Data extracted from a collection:
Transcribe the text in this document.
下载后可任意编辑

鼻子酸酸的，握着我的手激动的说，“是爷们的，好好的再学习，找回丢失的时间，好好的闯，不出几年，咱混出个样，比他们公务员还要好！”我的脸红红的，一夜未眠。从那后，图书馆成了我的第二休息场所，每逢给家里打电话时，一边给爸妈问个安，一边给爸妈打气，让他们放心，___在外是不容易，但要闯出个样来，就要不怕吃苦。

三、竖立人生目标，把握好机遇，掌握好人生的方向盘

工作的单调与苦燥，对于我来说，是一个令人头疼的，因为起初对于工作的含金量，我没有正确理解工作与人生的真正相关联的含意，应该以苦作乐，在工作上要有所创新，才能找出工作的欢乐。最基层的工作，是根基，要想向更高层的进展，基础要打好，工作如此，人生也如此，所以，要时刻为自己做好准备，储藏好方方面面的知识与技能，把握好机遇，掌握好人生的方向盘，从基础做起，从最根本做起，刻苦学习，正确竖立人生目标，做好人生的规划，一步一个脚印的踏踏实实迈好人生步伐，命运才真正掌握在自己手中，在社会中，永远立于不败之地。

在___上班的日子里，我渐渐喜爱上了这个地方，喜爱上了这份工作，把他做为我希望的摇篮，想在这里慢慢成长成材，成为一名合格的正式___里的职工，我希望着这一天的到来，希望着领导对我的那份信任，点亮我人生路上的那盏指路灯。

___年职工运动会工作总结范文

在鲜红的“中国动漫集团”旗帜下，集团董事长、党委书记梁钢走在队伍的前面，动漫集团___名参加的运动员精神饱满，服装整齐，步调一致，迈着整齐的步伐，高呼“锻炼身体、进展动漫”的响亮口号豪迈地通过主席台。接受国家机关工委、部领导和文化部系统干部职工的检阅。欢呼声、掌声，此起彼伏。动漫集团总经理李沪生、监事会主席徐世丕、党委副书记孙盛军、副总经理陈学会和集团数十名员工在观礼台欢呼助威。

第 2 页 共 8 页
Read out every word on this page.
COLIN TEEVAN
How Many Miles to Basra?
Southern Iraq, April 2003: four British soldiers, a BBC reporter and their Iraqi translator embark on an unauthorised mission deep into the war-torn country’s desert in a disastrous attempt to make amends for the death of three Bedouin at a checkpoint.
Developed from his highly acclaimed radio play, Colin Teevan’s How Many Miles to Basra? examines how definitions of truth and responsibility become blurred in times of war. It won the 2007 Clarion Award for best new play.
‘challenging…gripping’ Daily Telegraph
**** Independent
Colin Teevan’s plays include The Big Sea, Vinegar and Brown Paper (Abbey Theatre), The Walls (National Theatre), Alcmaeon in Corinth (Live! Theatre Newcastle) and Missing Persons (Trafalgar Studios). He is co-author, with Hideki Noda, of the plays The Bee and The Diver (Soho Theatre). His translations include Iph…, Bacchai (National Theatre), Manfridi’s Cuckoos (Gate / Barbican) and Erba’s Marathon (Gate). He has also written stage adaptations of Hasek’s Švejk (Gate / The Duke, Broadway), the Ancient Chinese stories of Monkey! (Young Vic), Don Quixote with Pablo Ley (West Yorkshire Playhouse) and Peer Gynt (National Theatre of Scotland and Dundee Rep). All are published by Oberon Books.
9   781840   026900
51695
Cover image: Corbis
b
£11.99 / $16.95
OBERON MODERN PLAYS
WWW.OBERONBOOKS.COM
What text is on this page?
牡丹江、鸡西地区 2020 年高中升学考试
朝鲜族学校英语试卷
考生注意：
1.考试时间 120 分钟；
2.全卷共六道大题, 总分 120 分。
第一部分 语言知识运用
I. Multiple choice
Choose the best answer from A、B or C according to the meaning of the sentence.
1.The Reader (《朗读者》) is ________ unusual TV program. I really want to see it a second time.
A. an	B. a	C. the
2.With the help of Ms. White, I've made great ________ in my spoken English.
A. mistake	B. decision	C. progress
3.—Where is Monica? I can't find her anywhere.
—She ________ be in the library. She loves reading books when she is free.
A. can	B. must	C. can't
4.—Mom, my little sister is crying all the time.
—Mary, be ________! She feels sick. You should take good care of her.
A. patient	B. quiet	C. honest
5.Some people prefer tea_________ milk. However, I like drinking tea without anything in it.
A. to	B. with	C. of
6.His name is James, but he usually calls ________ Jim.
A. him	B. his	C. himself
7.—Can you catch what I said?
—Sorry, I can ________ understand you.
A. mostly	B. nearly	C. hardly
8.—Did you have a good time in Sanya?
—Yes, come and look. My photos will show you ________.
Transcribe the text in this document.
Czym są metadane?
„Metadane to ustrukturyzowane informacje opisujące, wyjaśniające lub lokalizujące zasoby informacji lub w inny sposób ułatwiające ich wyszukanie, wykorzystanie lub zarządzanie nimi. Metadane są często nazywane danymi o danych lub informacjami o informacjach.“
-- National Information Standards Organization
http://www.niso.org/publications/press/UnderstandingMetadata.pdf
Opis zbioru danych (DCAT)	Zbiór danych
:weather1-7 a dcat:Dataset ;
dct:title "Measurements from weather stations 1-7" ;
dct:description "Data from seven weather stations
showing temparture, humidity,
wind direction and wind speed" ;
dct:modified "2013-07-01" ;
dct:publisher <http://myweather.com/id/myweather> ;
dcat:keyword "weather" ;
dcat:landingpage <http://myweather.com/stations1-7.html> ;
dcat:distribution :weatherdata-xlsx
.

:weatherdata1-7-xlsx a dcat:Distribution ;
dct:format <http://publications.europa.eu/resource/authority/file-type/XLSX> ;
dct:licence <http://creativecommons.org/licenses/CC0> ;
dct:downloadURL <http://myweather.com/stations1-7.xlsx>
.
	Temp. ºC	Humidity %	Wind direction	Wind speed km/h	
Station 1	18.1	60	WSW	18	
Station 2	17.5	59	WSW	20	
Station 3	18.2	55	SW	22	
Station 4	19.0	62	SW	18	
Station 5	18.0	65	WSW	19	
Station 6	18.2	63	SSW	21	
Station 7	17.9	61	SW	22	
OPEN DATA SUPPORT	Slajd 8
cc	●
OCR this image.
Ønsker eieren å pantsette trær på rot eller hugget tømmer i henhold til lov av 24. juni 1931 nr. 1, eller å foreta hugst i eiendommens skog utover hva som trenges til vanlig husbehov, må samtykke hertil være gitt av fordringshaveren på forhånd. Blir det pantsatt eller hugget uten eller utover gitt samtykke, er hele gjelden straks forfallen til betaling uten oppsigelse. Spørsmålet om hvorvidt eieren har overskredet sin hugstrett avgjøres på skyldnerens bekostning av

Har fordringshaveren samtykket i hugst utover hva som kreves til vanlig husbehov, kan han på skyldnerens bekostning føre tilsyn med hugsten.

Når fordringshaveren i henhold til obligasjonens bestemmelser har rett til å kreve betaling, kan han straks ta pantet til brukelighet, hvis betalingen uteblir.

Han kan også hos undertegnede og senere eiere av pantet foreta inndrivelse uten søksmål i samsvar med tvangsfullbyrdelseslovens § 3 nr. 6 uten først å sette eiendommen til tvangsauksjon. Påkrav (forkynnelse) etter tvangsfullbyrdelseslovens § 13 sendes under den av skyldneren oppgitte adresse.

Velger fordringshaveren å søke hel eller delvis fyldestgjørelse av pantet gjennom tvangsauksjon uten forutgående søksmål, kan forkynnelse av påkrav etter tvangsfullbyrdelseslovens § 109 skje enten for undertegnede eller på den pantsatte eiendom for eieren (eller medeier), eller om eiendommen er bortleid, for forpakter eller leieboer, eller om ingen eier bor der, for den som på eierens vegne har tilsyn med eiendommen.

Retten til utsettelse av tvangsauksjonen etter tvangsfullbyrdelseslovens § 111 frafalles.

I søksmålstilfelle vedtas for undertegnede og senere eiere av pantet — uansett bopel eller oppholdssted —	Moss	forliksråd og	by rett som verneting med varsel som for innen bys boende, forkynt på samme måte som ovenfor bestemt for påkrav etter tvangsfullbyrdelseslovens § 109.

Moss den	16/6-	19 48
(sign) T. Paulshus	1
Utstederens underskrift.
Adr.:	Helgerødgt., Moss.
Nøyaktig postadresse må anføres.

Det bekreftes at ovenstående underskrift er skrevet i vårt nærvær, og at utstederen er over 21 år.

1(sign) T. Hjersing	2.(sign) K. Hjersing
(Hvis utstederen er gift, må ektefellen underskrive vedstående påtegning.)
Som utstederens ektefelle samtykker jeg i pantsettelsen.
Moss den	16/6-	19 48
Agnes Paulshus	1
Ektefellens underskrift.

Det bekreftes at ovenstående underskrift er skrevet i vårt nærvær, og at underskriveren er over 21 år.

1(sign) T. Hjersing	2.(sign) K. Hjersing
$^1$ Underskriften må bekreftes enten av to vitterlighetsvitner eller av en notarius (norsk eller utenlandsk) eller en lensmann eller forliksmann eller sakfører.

_Instruction_: Pick every line with "vårt" in it and copy it.

_The response_:
Det bekreftes at ovenstående underskrift er skrevet i vårt nærvær, og at utstederen er over 21 år.
Det bekreftes at ovenstående underskrift er skrevet i vårt nærvær, og at underskriveren er over 21 år.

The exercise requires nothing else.